§ TASK TO COMPLETE: Do not copy the pictures; transcribe all other material exactly.

-- START TASK INPUTS --

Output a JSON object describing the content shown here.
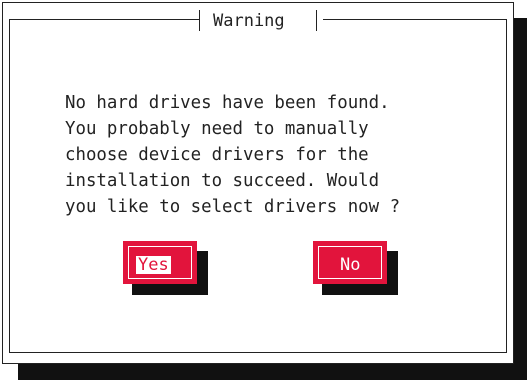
{
  "dialog": {
    "title": "Warning",
    "message_lines": [
      "No hard drives have been found.",
      "You probably need to manually",
      "choose device drivers for the",
      "installation to succeed. Would",
      "you like to select drivers now ?"
    ],
    "buttons": {
      "yes": "Yes",
      "no": "No"
    },
    "focused_button": "yes"
  },
  "colors": {
    "background": "#ffffff",
    "text": "#222222",
    "button": "#e2143c",
    "shadow": "#111111"
  }
}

-- END TASK INPUTS --

§ REPLY TO THE TASK:
Output a JSON object describing the content shown here.
{
  "dialog": {
    "title": "Warning",
    "message_lines": [
      "No hard drives have been found.",
      "You probably need to manually",
      "choose device drivers for the",
      "installation to succeed. Would",
      "you like to select drivers now ?"
    ],
    "buttons": {
      "yes": "Yes",
      "no": "No"
    },
    "focused_button": "yes"
  },
  "colors": {
    "background": "#ffffff",
    "text": "#222222",
    "button": "#e2143c",
    "shadow": "#111111"
  }
}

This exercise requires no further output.